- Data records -

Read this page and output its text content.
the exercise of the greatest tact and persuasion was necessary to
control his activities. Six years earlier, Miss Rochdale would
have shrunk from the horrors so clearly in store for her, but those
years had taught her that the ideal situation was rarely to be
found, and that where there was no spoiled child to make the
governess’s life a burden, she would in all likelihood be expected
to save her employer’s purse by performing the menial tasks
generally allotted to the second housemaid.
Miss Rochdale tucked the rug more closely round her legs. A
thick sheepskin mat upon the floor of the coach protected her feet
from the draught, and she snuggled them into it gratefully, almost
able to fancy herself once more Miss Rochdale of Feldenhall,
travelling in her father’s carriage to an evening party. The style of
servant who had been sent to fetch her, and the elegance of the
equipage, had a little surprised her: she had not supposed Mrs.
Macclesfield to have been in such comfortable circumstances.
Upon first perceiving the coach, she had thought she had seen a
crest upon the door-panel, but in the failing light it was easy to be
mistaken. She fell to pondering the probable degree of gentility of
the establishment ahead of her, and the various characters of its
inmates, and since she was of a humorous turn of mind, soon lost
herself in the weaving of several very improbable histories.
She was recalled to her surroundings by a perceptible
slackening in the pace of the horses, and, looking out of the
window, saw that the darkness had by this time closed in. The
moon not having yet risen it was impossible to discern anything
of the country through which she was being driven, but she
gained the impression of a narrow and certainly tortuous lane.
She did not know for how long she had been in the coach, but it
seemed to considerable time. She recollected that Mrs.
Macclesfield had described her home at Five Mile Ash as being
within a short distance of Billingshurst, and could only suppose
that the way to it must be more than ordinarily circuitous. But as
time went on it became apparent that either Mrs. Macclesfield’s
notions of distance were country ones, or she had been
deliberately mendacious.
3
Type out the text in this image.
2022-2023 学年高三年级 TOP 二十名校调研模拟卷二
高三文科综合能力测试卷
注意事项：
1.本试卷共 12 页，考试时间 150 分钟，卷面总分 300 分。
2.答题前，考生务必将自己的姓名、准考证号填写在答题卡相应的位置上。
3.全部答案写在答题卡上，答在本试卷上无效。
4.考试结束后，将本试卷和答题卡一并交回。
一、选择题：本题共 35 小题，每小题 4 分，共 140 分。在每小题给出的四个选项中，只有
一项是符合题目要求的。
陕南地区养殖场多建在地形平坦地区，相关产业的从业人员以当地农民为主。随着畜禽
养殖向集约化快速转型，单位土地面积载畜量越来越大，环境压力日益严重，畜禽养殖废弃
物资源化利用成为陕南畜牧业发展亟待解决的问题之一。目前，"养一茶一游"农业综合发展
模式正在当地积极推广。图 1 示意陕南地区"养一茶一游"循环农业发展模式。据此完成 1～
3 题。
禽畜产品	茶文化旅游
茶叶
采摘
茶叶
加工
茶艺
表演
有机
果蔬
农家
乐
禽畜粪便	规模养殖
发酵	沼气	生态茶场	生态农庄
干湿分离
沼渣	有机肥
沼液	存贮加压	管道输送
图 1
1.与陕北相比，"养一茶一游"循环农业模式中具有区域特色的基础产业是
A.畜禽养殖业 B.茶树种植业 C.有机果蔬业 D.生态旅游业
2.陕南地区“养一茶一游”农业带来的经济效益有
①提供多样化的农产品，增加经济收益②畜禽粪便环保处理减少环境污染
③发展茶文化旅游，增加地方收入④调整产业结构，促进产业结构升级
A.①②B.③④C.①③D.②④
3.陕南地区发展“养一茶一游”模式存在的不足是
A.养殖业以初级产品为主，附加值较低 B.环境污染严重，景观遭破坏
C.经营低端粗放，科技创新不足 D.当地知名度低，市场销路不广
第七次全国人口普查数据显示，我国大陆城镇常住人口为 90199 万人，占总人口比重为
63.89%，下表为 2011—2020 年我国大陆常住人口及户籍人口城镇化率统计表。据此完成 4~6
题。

- Problem statement -
Extract each entry in full and write it down exactly.

- Task answer -
Read this page and output its text content.
the exercise of the greatest tact and persuasion was necessary to
control his activities. Six years earlier, Miss Rochdale would
have shrunk from the horrors so clearly in store for her, but those
years had taught her that the ideal situation was rarely to be
found, and that where there was no spoiled child to make the
governess’s life a burden, she would in all likelihood be expected
to save her employer’s purse by performing the menial tasks
generally allotted to the second housemaid.
Miss Rochdale tucked the rug more closely round her legs. A
thick sheepskin mat upon the floor of the coach protected her feet
from the draught, and she snuggled them into it gratefully, almost
able to fancy herself once more Miss Rochdale of Feldenhall,
travelling in her father’s carriage to an evening party. The style of
servant who had been sent to fetch her, and the elegance of the
equipage, had a little surprised her: she had not supposed Mrs.
Macclesfield to have been in such comfortable circumstances.
Upon first perceiving the coach, she had thought she had seen a
crest upon the door-panel, but in the failing light it was easy to be
mistaken. She fell to pondering the probable degree of gentility of
the establishment ahead of her, and the various characters of its
inmates, and since she was of a humorous turn of mind, soon lost
herself in the weaving of several very improbable histories.
She was recalled to her surroundings by a perceptible
slackening in the pace of the horses, and, looking out of the
window, saw that the darkness had by this time closed in. The
moon not having yet risen it was impossible to discern anything
of the country through which she was being driven, but she
gained the impression of a narrow and certainly tortuous lane.
She did not know for how long she had been in the coach, but it
seemed to considerable time. She recollected that Mrs.
Macclesfield had described her home at Five Mile Ash as being
within a short distance of Billingshurst, and could only suppose
that the way to it must be more than ordinarily circuitous. But as
time went on it became apparent that either Mrs. Macclesfield’s
notions of distance were country ones, or she had been
deliberately mendacious.
3
Type out the text in this image.
2022-2023 学年高三年级 TOP 二十名校调研模拟卷二
高三文科综合能力测试卷
注意事项：
1.本试卷共 12 页，考试时间 150 分钟，卷面总分 300 分。
2.答题前，考生务必将自己的姓名、准考证号填写在答题卡相应的位置上。
3.全部答案写在答题卡上，答在本试卷上无效。
4.考试结束后，将本试卷和答题卡一并交回。
一、选择题：本题共 35 小题，每小题 4 分，共 140 分。在每小题给出的四个选项中，只有
一项是符合题目要求的。
陕南地区养殖场多建在地形平坦地区，相关产业的从业人员以当地农民为主。随着畜禽
养殖向集约化快速转型，单位土地面积载畜量越来越大，环境压力日益严重，畜禽养殖废弃
物资源化利用成为陕南畜牧业发展亟待解决的问题之一。目前，"养一茶一游"农业综合发展
模式正在当地积极推广。图 1 示意陕南地区"养一茶一游"循环农业发展模式。据此完成 1～
3 题。
禽畜产品	茶文化旅游
茶叶
采摘
茶叶
加工
茶艺
表演
有机
果蔬
农家
乐
禽畜粪便	规模养殖
发酵	沼气	生态茶场	生态农庄
干湿分离
沼渣	有机肥
沼液	存贮加压	管道输送
图 1
1.与陕北相比，"养一茶一游"循环农业模式中具有区域特色的基础产业是
A.畜禽养殖业 B.茶树种植业 C.有机果蔬业 D.生态旅游业
2.陕南地区“养一茶一游”农业带来的经济效益有
①提供多样化的农产品，增加经济收益②畜禽粪便环保处理减少环境污染
③发展茶文化旅游，增加地方收入④调整产业结构，促进产业结构升级
A.①②B.③④C.①③D.②④
3.陕南地区发展“养一茶一游”模式存在的不足是
A.养殖业以初级产品为主，附加值较低 B.环境污染严重，景观遭破坏
C.经营低端粗放，科技创新不足 D.当地知名度低，市场销路不广
第七次全国人口普查数据显示，我国大陆城镇常住人口为 90199 万人，占总人口比重为
63.89%，下表为 2011—2020 年我国大陆常住人口及户籍人口城镇化率统计表。据此完成 4~6
题。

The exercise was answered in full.